* _WORK TO BE COMPLETED_:
Find each line containing the string "icon". Copy it.

━━━ ENTRIES SUPPLIED

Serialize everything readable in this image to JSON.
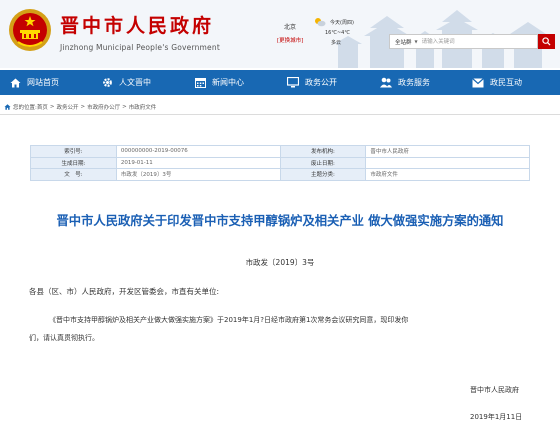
{
  "header": {
    "title": "晋中市人民政府",
    "subtitle": "Jinzhong Municipal People's Government",
    "city": "北京",
    "switch_city": "[更换城市]",
    "weather_today": "今天(周四)",
    "weather_temp": "16℃~4℃",
    "weather_wind": "多云",
    "search_scope": "全站群",
    "search_placeholder": "请输入关键词",
    "brand_color": "#c40000"
  },
  "nav": {
    "color": "#1868b3",
    "items": [
      {
        "label": "网站首页",
        "icon": "home-icon"
      },
      {
        "label": "人文晋中",
        "icon": "gear-icon"
      },
      {
        "label": "新闻中心",
        "icon": "calendar-icon"
      },
      {
        "label": "政务公开",
        "icon": "monitor-icon"
      },
      {
        "label": "政务服务",
        "icon": "people-icon"
      },
      {
        "label": "政民互动",
        "icon": "mail-icon"
      }
    ]
  },
  "breadcrumb": {
    "prefix": "您的位置:",
    "items": [
      "首页",
      "政务公开",
      "市政府办公厅",
      "市政府文件"
    ],
    "separator": ">"
  },
  "meta": {
    "rows": [
      {
        "l1": "索引号:",
        "v1": "000000000-2019-00076",
        "l2": "发布机构:",
        "v2": "晋中市人民政府"
      },
      {
        "l1": "生成日期:",
        "v1": "2019-01-11",
        "l2": "废止日期:",
        "v2": ""
      },
      {
        "l1": "文　号:",
        "v1": "市政发〔2019〕3号",
        "l2": "主题分类:",
        "v2": "市政府文件"
      }
    ]
  },
  "document": {
    "title": "晋中市人民政府关于印发晋中市支持甲醇锅炉及相关产业 做大做强实施方案的通知",
    "number": "市政发〔2019〕3号",
    "recipients": "各县（区、市）人民政府，开发区管委会，市直有关单位:",
    "body_line1": "《晋中市支持甲醇锅炉及相关产业做大做强实施方案》于2019年1月?日经市政府第1次常务会议研究同意，现印发你",
    "body_line2": "们，请认真贯彻执行。",
    "signature": "晋中市人民政府",
    "date": "2019年1月11日"
  }
}
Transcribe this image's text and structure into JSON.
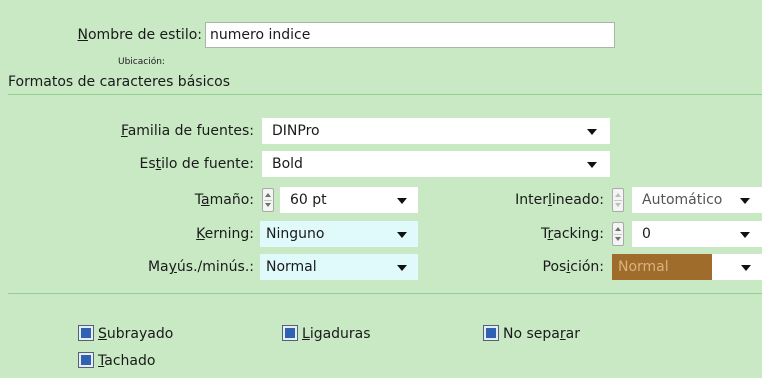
{
  "style_name": {
    "label_pre": "",
    "label_key": "N",
    "label_post": "ombre de estilo:",
    "value": "numero indice"
  },
  "location_label": "Ubicación:",
  "section_title": "Formatos de caracteres básicos",
  "font_family": {
    "label_key": "F",
    "label_post": "amilia de fuentes:",
    "value": "DINPro"
  },
  "font_style": {
    "label_pre": "Es",
    "label_key": "t",
    "label_post": "ilo de fuente:",
    "value": "Bold"
  },
  "size": {
    "label_pre": "T",
    "label_key": "a",
    "label_post": "maño:",
    "value": "60 pt"
  },
  "leading": {
    "label_pre": "Inter",
    "label_key": "l",
    "label_post": "ineado:",
    "value": "Automático"
  },
  "kerning": {
    "label_key": "K",
    "label_post": "erning:",
    "value": "Ninguno"
  },
  "tracking": {
    "label_pre": "T",
    "label_key": "r",
    "label_post": "acking:",
    "value": "0"
  },
  "case": {
    "label_pre": "Ma",
    "label_key": "y",
    "label_post": "ús./minús.:",
    "value": "Normal"
  },
  "position": {
    "label_pre": "Pos",
    "label_key": "i",
    "label_post": "ción:",
    "value": "Normal"
  },
  "checkboxes": {
    "underline": {
      "label_key": "S",
      "label_post": "ubrayado"
    },
    "ligatures": {
      "label_key": "L",
      "label_post": "igaduras"
    },
    "no_break": {
      "label_pre": "No sepa",
      "label_key": "r",
      "label_post": "ar"
    },
    "strikethrough": {
      "label_key": "T",
      "label_post": "achado"
    }
  },
  "colors": {
    "panel_bg": "#c9e9c5",
    "separator": "#8fcf8f",
    "position_field": "#a06c2c",
    "checkbox_fill": "#2f62b3"
  }
}
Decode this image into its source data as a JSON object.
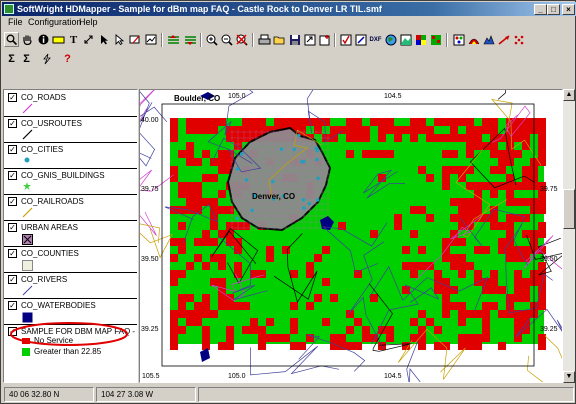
{
  "window": {
    "title": "SoftWright HDMapper - Sample for dBm map FAQ - Castle Rock to Denver LR TIL.smf"
  },
  "menu": [
    "File",
    "Configuration",
    "Help"
  ],
  "layers": [
    {
      "label": "CO_ROADS",
      "symbol": "roads"
    },
    {
      "label": "CO_USROUTES",
      "symbol": "usroutes"
    },
    {
      "label": "CO_CITIES",
      "symbol": "cities"
    },
    {
      "label": "CO_GNIS_BUILDINGS",
      "symbol": "buildings"
    },
    {
      "label": "CO_RAILROADS",
      "symbol": "railroads"
    },
    {
      "label": "URBAN AREAS",
      "symbol": "urban"
    },
    {
      "label": "CO_COUNTIES",
      "symbol": "counties"
    },
    {
      "label": "CO_RIVERS",
      "symbol": "rivers"
    },
    {
      "label": "CO_WATERBODIES",
      "symbol": "water"
    },
    {
      "label": "SAMPLE FOR DBM MAP FAQ - CAS",
      "symbol": "none"
    }
  ],
  "legend": [
    {
      "label": "No Service",
      "color": "#e00000"
    },
    {
      "label": "Greater than 22.85",
      "color": "#00d000"
    }
  ],
  "map": {
    "places": [
      "Boulder, CO",
      "Denver, CO"
    ],
    "top_ticks": [
      "105.0",
      "104.5"
    ],
    "bottom_ticks": [
      "105.5",
      "105.0",
      "104.5"
    ],
    "left_ticks": [
      "40.00",
      "39.75",
      "39.50",
      "39.25"
    ],
    "right_ticks": [
      "39.75",
      "39.50",
      "39.25"
    ]
  },
  "status": {
    "lat": "40 06 32.80 N",
    "lon": "104 27 3.08 W"
  },
  "colors": {
    "no_service": "#e00000",
    "service": "#00d000",
    "urban": "#8c8c8c",
    "water": "#000080"
  }
}
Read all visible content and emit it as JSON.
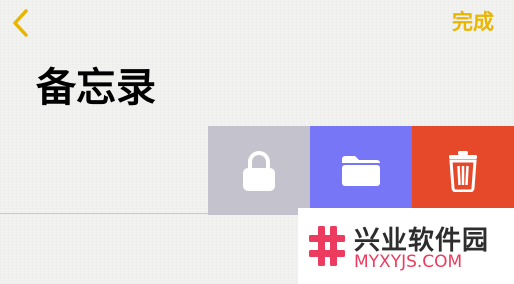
{
  "colors": {
    "accent": "#e8b600",
    "lock_action": "#c4c2cc",
    "move_action": "#7776f7",
    "delete_action": "#e5492a",
    "watermark_accent": "#ec3b5e"
  },
  "header": {
    "back_icon": "chevron-left-icon",
    "done_label": "完成"
  },
  "main": {
    "title": "备忘录"
  },
  "swipe_actions": [
    {
      "name": "lock",
      "icon": "lock-icon"
    },
    {
      "name": "move",
      "icon": "folder-icon"
    },
    {
      "name": "delete",
      "icon": "trash-icon"
    }
  ],
  "watermark": {
    "title": "兴业软件园",
    "url": "MYXYJS.COM",
    "icon": "hash-logo-icon"
  }
}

━━━━━━

* _FULL OUTPUT_:
        "icon": "home-icon"
        "icon": "gear-icon"
        "icon": "calendar-icon"
        "icon": "monitor-icon"
        "icon": "people-icon"
        "icon": "mail-icon"
    "back_icon": "chevron-left-icon",
      "icon": "lock-icon"
      "icon": "folder-icon"
      "icon": "trash-icon"
    "icon": "hash-logo-icon"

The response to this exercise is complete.